__MATERIALS PROVIDED__.
-.-.-

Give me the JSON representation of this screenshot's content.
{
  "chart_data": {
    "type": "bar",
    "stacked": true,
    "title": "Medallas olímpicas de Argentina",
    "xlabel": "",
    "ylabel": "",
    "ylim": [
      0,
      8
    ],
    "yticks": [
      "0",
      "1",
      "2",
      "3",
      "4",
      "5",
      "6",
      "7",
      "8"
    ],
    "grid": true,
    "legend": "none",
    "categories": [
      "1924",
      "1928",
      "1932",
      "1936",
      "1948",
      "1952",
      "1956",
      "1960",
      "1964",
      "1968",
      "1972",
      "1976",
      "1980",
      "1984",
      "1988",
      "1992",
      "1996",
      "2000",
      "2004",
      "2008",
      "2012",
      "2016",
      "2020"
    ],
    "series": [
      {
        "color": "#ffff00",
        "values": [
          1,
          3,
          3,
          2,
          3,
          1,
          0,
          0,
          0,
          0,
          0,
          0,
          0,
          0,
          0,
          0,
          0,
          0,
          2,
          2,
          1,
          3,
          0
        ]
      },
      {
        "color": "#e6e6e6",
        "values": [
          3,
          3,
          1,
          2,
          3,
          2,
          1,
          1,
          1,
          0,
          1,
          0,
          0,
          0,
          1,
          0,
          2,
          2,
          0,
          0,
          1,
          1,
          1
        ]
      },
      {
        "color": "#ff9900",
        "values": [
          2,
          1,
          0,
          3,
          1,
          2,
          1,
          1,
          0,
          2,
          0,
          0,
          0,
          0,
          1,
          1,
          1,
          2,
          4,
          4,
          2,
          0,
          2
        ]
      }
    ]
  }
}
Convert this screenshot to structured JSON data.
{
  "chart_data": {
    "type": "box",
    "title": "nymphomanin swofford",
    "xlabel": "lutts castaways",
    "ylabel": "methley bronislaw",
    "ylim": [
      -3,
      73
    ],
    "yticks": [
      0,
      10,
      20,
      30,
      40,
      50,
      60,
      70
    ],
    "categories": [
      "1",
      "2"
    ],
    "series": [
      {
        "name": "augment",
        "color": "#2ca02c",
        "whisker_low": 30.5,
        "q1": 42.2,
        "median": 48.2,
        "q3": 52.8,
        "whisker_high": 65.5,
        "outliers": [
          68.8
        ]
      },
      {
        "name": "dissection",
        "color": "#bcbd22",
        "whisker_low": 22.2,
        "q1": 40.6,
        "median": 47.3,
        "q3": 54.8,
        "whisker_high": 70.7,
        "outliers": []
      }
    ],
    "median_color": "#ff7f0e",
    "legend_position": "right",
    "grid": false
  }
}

-.-.-

__TASK REQUIREMENTS__.
Return every record above exactly as it appears.

__REPLY TO THE TASK__.
Give me the JSON representation of this screenshot's content.
{
  "chart_data": {
    "type": "bar",
    "stacked": true,
    "title": "Medallas olímpicas de Argentina",
    "xlabel": "",
    "ylabel": "",
    "ylim": [
      0,
      8
    ],
    "yticks": [
      "0",
      "1",
      "2",
      "3",
      "4",
      "5",
      "6",
      "7",
      "8"
    ],
    "grid": true,
    "legend": "none",
    "categories": [
      "1924",
      "1928",
      "1932",
      "1936",
      "1948",
      "1952",
      "1956",
      "1960",
      "1964",
      "1968",
      "1972",
      "1976",
      "1980",
      "1984",
      "1988",
      "1992",
      "1996",
      "2000",
      "2004",
      "2008",
      "2012",
      "2016",
      "2020"
    ],
    "series": [
      {
        "color": "#ffff00",
        "values": [
          1,
          3,
          3,
          2,
          3,
          1,
          0,
          0,
          0,
          0,
          0,
          0,
          0,
          0,
          0,
          0,
          0,
          0,
          2,
          2,
          1,
          3,
          0
        ]
      },
      {
        "color": "#e6e6e6",
        "values": [
          3,
          3,
          1,
          2,
          3,
          2,
          1,
          1,
          1,
          0,
          1,
          0,
          0,
          0,
          1,
          0,
          2,
          2,
          0,
          0,
          1,
          1,
          1
        ]
      },
      {
        "color": "#ff9900",
        "values": [
          2,
          1,
          0,
          3,
          1,
          2,
          1,
          1,
          0,
          2,
          0,
          0,
          0,
          0,
          1,
          1,
          1,
          2,
          4,
          4,
          2,
          0,
          2
        ]
      }
    ]
  }
}
Convert this screenshot to structured JSON data.
{
  "chart_data": {
    "type": "box",
    "title": "nymphomanin swofford",
    "xlabel": "lutts castaways",
    "ylabel": "methley bronislaw",
    "ylim": [
      -3,
      73
    ],
    "yticks": [
      0,
      10,
      20,
      30,
      40,
      50,
      60,
      70
    ],
    "categories": [
      "1",
      "2"
    ],
    "series": [
      {
        "name": "augment",
        "color": "#2ca02c",
        "whisker_low": 30.5,
        "q1": 42.2,
        "median": 48.2,
        "q3": 52.8,
        "whisker_high": 65.5,
        "outliers": [
          68.8
        ]
      },
      {
        "name": "dissection",
        "color": "#bcbd22",
        "whisker_low": 22.2,
        "q1": 40.6,
        "median": 47.3,
        "q3": 54.8,
        "whisker_high": 70.7,
        "outliers": []
      }
    ],
    "median_color": "#ff7f0e",
    "legend_position": "right",
    "grid": false
  }
}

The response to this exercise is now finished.